#### TASK DESCRIPTION
Find the lines with "SPLASH" in them and copy them out.

#### SUPPLIED MATERIAL
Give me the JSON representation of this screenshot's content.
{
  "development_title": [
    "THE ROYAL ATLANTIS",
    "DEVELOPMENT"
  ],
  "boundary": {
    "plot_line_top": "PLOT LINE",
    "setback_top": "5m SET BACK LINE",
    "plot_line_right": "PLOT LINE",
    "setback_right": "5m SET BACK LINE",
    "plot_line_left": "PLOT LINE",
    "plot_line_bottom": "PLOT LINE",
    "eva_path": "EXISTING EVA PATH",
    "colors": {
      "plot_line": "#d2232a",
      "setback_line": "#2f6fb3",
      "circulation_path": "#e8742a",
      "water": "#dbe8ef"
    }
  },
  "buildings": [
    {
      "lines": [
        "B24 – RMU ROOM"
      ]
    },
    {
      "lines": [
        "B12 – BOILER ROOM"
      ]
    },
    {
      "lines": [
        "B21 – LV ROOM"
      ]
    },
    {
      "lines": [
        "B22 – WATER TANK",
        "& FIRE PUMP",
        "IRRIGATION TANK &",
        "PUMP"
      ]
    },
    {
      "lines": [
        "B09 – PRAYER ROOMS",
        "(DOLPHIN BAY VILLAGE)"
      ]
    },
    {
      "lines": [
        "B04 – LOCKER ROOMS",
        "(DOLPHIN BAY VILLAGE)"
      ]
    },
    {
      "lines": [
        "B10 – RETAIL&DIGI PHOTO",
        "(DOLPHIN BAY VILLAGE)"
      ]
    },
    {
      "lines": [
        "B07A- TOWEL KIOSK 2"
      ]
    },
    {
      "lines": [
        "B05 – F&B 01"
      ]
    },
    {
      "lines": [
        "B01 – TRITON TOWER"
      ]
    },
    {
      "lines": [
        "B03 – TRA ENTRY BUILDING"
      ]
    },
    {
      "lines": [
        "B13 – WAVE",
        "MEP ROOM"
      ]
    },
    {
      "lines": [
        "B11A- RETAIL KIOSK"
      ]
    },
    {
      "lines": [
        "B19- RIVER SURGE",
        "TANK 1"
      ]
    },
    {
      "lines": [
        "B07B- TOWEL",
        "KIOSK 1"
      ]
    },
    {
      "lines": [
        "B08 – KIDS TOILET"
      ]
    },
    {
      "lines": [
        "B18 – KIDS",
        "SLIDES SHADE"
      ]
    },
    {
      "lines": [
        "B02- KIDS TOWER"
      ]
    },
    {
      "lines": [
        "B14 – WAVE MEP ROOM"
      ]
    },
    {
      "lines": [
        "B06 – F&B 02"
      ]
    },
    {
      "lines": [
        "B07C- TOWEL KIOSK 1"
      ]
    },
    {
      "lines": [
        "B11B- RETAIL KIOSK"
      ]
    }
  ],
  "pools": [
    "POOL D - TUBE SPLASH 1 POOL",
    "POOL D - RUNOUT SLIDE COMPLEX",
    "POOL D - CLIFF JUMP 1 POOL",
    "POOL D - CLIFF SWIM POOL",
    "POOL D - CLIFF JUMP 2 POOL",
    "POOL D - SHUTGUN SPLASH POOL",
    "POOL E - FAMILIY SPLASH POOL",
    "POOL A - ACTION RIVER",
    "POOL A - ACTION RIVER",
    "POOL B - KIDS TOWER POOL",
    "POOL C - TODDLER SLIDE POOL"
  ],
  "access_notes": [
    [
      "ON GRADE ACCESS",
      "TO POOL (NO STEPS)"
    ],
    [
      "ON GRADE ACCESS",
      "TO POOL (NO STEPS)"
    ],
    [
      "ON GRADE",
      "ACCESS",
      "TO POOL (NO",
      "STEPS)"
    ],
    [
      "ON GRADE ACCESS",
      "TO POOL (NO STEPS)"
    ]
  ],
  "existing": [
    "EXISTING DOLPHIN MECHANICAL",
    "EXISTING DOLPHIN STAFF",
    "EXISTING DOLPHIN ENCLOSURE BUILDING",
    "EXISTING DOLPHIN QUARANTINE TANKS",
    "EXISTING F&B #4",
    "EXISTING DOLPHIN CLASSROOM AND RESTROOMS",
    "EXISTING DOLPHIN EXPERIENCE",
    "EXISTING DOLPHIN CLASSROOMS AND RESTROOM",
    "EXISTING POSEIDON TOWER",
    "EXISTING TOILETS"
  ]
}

#### ANSWER TO THIS TASK
    "POOL D - TUBE SPLASH 1 POOL",
    "POOL D - SHUTGUN SPLASH POOL",
    "POOL E - FAMILIY SPLASH POOL",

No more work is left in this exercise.